Among the lines below, count those with "type". Give the total alone.
------------------------
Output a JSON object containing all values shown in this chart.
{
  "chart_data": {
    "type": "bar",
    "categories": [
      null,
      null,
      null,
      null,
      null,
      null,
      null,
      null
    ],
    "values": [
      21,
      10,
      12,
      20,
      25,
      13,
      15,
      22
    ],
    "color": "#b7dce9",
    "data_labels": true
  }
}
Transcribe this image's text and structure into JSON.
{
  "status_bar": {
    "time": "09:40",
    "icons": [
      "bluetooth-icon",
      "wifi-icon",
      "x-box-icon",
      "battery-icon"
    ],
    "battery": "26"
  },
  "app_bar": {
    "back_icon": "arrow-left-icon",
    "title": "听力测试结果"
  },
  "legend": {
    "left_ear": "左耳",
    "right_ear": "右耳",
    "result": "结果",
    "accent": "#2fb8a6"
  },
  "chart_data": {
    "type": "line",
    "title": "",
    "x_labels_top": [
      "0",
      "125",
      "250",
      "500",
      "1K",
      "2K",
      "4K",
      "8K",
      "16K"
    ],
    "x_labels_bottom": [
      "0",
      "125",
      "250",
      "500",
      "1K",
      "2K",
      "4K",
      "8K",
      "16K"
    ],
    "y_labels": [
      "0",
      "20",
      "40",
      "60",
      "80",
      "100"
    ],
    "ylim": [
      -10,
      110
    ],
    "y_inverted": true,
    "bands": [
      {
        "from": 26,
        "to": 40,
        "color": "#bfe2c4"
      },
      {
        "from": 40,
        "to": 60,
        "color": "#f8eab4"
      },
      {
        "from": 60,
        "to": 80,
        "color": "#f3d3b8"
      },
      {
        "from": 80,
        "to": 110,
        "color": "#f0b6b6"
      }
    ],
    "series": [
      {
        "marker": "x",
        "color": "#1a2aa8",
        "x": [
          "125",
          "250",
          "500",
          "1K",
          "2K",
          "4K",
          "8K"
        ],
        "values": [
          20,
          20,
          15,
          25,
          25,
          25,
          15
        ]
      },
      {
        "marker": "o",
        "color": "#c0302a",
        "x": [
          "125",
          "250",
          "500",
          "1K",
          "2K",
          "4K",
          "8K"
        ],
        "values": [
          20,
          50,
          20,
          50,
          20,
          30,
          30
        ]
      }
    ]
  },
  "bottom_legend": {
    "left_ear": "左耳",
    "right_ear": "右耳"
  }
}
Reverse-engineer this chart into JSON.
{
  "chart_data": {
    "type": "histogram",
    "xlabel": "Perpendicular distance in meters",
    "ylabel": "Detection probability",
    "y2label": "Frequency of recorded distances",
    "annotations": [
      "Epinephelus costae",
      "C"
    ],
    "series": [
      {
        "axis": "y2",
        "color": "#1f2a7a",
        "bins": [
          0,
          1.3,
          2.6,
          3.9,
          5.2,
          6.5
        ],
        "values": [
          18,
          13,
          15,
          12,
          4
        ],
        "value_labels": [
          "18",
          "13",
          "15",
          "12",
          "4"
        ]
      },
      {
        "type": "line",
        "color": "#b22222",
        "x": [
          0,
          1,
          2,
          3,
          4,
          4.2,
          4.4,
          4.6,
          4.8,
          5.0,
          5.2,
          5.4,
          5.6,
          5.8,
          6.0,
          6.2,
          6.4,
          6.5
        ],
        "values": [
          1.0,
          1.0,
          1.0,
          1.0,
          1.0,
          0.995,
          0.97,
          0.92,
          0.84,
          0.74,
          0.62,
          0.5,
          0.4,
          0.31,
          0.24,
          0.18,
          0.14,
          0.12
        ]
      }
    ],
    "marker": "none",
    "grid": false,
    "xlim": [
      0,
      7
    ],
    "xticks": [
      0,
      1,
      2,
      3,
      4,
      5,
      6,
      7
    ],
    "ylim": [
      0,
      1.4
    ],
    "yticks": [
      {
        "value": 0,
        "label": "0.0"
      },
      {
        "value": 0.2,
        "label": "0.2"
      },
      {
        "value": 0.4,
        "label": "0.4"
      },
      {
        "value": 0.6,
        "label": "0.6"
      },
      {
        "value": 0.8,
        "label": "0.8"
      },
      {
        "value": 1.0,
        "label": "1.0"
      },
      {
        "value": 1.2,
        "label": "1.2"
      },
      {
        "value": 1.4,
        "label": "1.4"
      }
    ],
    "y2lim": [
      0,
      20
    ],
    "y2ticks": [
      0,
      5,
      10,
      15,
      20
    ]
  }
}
------------------------
#### [Solved problem]
4